● Texte à lire

/---

« Devenir écrivain » d’Alain André : un roman dont vous êtes le héros

Á l’occasion de la réédition de son essai « Devenir écrivain » (Editions Leduc.s.), L’Inventoire a rencontré  Alain André, fondateur d’Aleph-Écriture. Il nous confie quelques secrets sur l’aventure d’écrire.

 

Alain André, vous êtes romancier et vous enseignez l’écriture dans le cadre d’ateliers. Vous avez d’ailleurs développé votre propre approche pédagogique et fondé Aleph-Écriture. Parlez-nous de « Devenir écrivain ». Quelle en est la genèse?

« Romancier », je ne dirais pas ça. J’ai publié deux romans, mais parmi une douzaine d’autres livres, essais, traductions, ouvrages techniques, etc. « Écrivain polygraphe », m’avait suggéré une journaliste.

En ce qui concerne Devenir écrivain, c’est un ouvrage qui avait été commandé à quelqu’un d’autre, Paul Desalmand, qui avait déjà publié aux mêmes éditions Leduc.s, en 2004, un ouvrage intitulé Guide pratique de l’écrivain. Les réactions des lecteurs leur ont fait comprendre qu’on avait besoin d’un ouvrage plus général, moins centré sur les aspects juridiques que sur l’aventure d’écrire, qui est une aventure au long cours. La maison d’édition a essayé de confier ça à certains de leurs auteurs, ça n’a pas marché. Un jour, alors que je conduisais un atelier d’écriture à Aleph, j’ai vu un type qui tapait au carreau : c’était Paul Désalmand, avec qui j’avais déjà travaillé dans le cadre de la revue Écrire & Éditer. Il était convaincu que j’étais la seule personne à pouvoir faire ce bouquin de façon intéressante. Il a fini par me convaincre, c’était en 2006 je crois. J’ai écrit ce livre en moins d’un an, comme une conversation avec des écrivains que j’aime, avec beaucoup de plaisir, et les lecteurs me disent qu’il en reste quelque chose, ce plaisir est communicatif

Doit-on l’appeler « méthode d’écriture », conseils d’écriture ou « manuel de creative writing » ?

J’ai tout de suite été intéressé par le fait que ce livre dont me parlait Paul allait s’adresser aux personnes qui veulent écrire. J’avais déjà écrit un ouvrage à la fois théorique et méthodologique, Babel heureuse (réédité par Aleph-Écriture et I-Kiosque en 2011), mais qui s’adressait d’abord aux personnes qui voulaient animer des ateliers d’écriture : une « méthode d’animation », en somme, qui est encore aujourd’hui la principale référence dans les ateliers proposés par Aleph-Écriture, même si chaque intervenant a ses tours de main spécifiques. Et puis un autre, en collaboration avec une psychanalyste et spécialiste des sciences de l’éducation, Mireille Cifali (Écrire l’expérience, P.U.F., 2007 et 2012), qui s’adressait aux personnes concernées par l’écriture des métiers.

\---

● Matériel fourni

/---

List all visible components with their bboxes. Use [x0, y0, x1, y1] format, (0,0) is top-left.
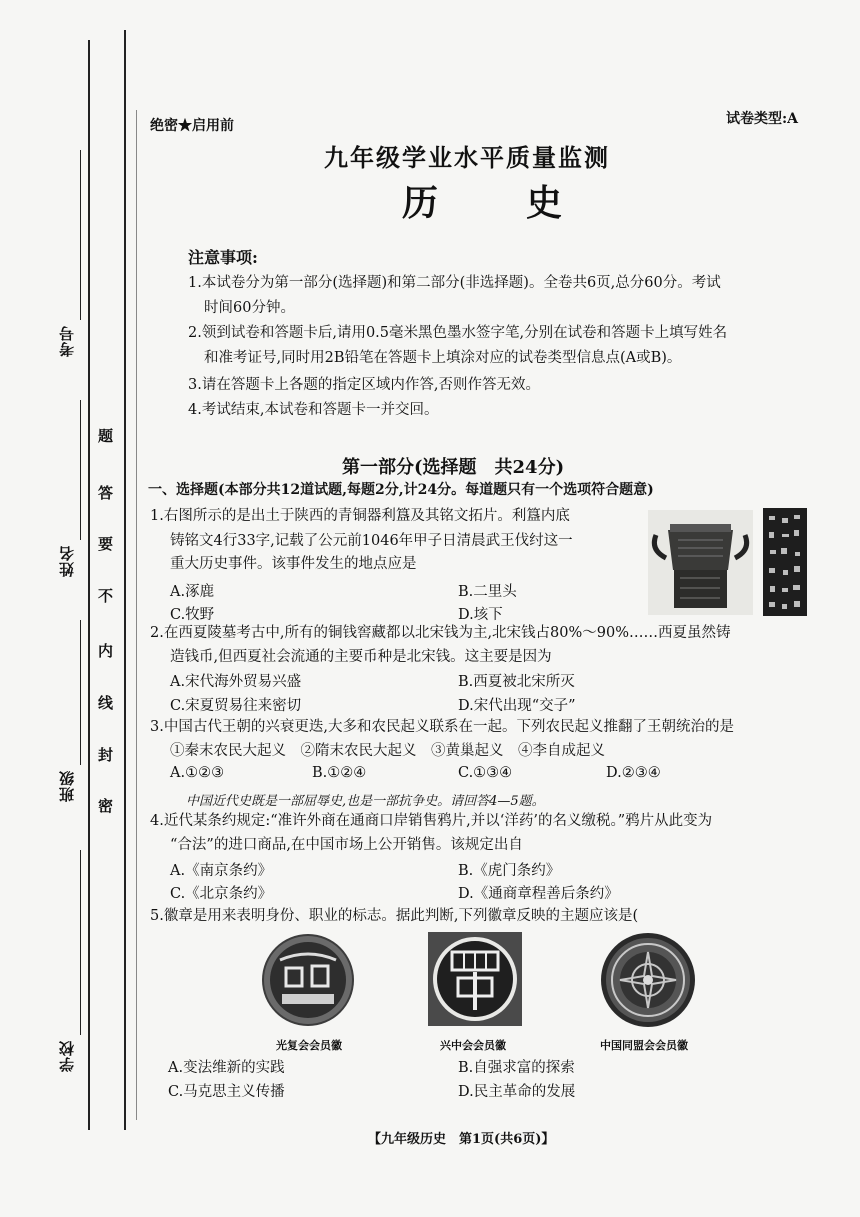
notice-item: 时间60分钟。 [204, 300, 295, 316]
q1-line: 1.右图所示的是出土于陕西的青铜器利簋及其铭文拓片。利簋内底 [150, 508, 570, 524]
q1-line: 重大历史事件。该事件发生的地点应是 [170, 556, 417, 572]
margin-line-inner [124, 30, 126, 1130]
q4-line: “合法”的进口商品,在中国市场上公开销售。该规定出自 [170, 837, 523, 853]
class-blank [80, 620, 81, 765]
q5-option-a: A.变法维新的实践 [168, 1060, 285, 1076]
notice-item: 和准考证号,同时用2B铅笔在答题卡上填涂对应的试卷类型信息点(A或B)。 [204, 350, 682, 366]
seal-char: 题 [98, 427, 114, 445]
seal-char: 答 [98, 484, 114, 502]
seal-char: 线 [98, 694, 114, 712]
notice-item: 4.考试结束,本试卷和答题卡一并交回。 [188, 402, 439, 418]
q1-option-c: C.牧野 [170, 607, 215, 623]
q3-option-d: D.②③④ [606, 765, 661, 781]
q2-line: 2.在西夏陵墓考古中,所有的铜钱窖藏都以北宋钱为主,北宋钱占80%～90%……西夏虽然铸 [150, 625, 731, 641]
q1-option-b: B.二里头 [458, 584, 517, 600]
bronze-gui-image [648, 510, 753, 615]
q4-option-b: B.《虎门条约》 [458, 863, 561, 879]
q5-line: 5.徽章是用来表明身份、职业的标志。据此判断,下列徽章反映的主题应该是( [150, 908, 639, 924]
badge-caption: 光复会会员徽 [276, 1039, 342, 1052]
seal-char: 密 [98, 797, 114, 815]
exam-title: 九年级学业水平质量监测 [324, 143, 610, 172]
q3-option-a: A.①②③ [170, 765, 225, 781]
section-note: 中国近代史既是一部屈辱史,也是一部抗争史。请回答4—5题。 [186, 794, 545, 809]
q2-line: 造钱币,但西夏社会流通的主要币种是北宋钱。这主要是因为 [170, 649, 552, 665]
class-label: 班级 [58, 770, 76, 802]
q3-option-b: B.①②④ [312, 765, 367, 781]
paper-type: 试卷类型:A [726, 111, 799, 127]
exam-no-label: 考号 [58, 325, 76, 357]
page-footer: 【九年级历史 第1页(共6页)】 [368, 1132, 555, 1147]
confidential-mark: 绝密★启用前 [150, 118, 234, 134]
school-label: 学校 [58, 1040, 76, 1072]
margin-line-outer [88, 40, 90, 1130]
q4-option-a: A.《南京条约》 [170, 863, 273, 879]
badge-caption: 兴中会会员徽 [440, 1039, 506, 1052]
q4-line: 4.近代某条约规定:“准许外商在通商口岸销售鸦片,并以‘洋药’的名义缴税。”鸦片从此变为 [150, 813, 713, 829]
q3-option-c: C.①③④ [458, 765, 513, 781]
q5-option-d: D.民主革命的发展 [458, 1084, 576, 1100]
q2-option-c: C.宋夏贸易往来密切 [170, 698, 302, 714]
q2-option-d: D.宋代出现“交子” [458, 698, 576, 714]
notice-item: 2.领到试卷和答题卡后,请用0.5毫米黑色墨水签字笔,分别在试卷和答题卡上填写姓名 [188, 325, 728, 341]
seal-char: 内 [98, 642, 114, 660]
xingzhonghui-badge [428, 932, 522, 1026]
notice-item: 3.请在答题卡上各题的指定区域内作答,否则作答无效。 [188, 377, 540, 393]
school-blank [80, 850, 81, 1035]
seal-char: 封 [98, 746, 114, 764]
q5-option-c: C.马克思主义传播 [168, 1084, 285, 1100]
margin-line-right [136, 110, 137, 1120]
name-blank [80, 400, 81, 540]
name-label: 姓名 [58, 545, 76, 577]
tongmenghui-badge [598, 930, 698, 1030]
guangfuhui-badge [258, 930, 358, 1030]
notice-title: 注意事项: [188, 248, 258, 267]
inscription-rubbing [763, 508, 807, 616]
notice-item: 1.本试卷分为第一部分(选择题)和第二部分(非选择题)。全卷共6页,总分60分。考试 [188, 275, 721, 291]
seal-char: 要 [98, 535, 114, 553]
part1-title: 第一部分(选择题 共24分) [342, 457, 565, 478]
q3-line: ①秦末农民大起义 ②隋末农民大起义 ③黄巢起义 ④李自成起义 [170, 743, 605, 759]
q4-option-c: C.《北京条约》 [170, 886, 273, 902]
q1-option-d: D.垓下 [458, 607, 503, 623]
seal-char: 不 [98, 587, 114, 605]
q4-option-d: D.《通商章程善后条约》 [458, 886, 619, 902]
q2-option-a: A.宋代海外贸易兴盛 [170, 674, 302, 690]
q5-option-b: B.自强求富的探索 [458, 1060, 575, 1076]
badge-caption: 中国同盟会会员徽 [600, 1039, 688, 1052]
q1-line: 铸铭文4行33字,记载了公元前1046年甲子日清晨武王伐纣这一 [170, 533, 573, 549]
q1-option-a: A.涿鹿 [170, 584, 215, 600]
q3-line: 3.中国古代王朝的兴衰更迭,大多和农民起义联系在一起。下列农民起义推翻了王朝统治的是 [150, 719, 734, 735]
subject-title: 历 史 [402, 182, 589, 224]
exam-no-blank [80, 150, 81, 320]
q2-option-b: B.西夏被北宋所灭 [458, 674, 575, 690]
section-heading: 一、选择题(本部分共12道试题,每题2分,计24分。每道题只有一个选项符合题意) [148, 482, 654, 498]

\---

● Consigne écrite 1
Recopiez tout le passage de l'entretien avec Alain André, depuis « Alain André, vous » jusqu'à « est la genèse? ».
● Consigne écrite 2
D'après l'entretien avec Alain André, avec qui a-t-il écrit Écrire l'expérience ?
● Consigne écrite 3
Écrivez la suite de l'entretien avec Alain André après sa dernière phrase.

● Réponse écrite 1
Alain André, vous êtes romancier et vous enseignez l’écriture dans le cadre d’ateliers. Vous avez d’ailleurs développé votre propre approche pédagogique et fondé Aleph-Écriture. Parlez-nous de « Devenir écrivain ». Quelle en est la genèse?

● Réponse écrite 2
Avec Mireille Cifali, psychanalyste et spécialiste des sciences de l'éducation.

● Réponse écrite 3
Devenir écrivain s’adresse directement aux personnes qui veulent mettre davantage d’écriture dans leur vie, comme je le fais quand je conduis des ateliers d’écriture.

Le livre rassemble en effet un certain nombre de conseils, mais qui viennent de l’expérience collective d’Aleph : d’une équipe de 50 personnes, d’ateliers proposés depuis plus de 30 ans. Ce n’est pas un manuel de « creative writing », parce qu’il est centré sur le processus qui permet à des gens de se saisir de leur écriture, pas sur des recettes ou des jeux permettant d’écrire deux pages là tout de suite, même s’il n’y a pas de mal à se faire du bien…

Est-ce une sorte de manuel alors ?

C’est un essai, pas un manuel, c’est important de le souligner, d’autant que l’écriture ne peut jamais être réduite à une série de recettes à appliquer. Il présente une réflexion sur l’écriture et son partage, ainsi que des éléments de méthode personnelle, au sens strict : il indique la possibilité d’un chemin. Je l’ai écrit à l’intention de quiconque souhaite écrire davantage. Il y a deux millions de Français qui écrivent, paraît-il, et beaucoup plus qui rêvent de s’y mettre, ou d’écrire au moins un livre dans leur vie. Qui veulent écrire pour le plaisir, parce qu’ils sont excédés d’écritures contraintes, ou pour penser de façon plus profonde à  leur vie, ou pour produire des objets précis, nouvelles ou textes de théâtre. Il y a des lieux qui leur permettent de le faire aujourd’hui, des lieux qui n’existaient pas quand j’avais vingt ou trente ans.

Par rapport à la précédente version, deux parties ont été ajoutées : « Publier » et « S’auto-éditer ».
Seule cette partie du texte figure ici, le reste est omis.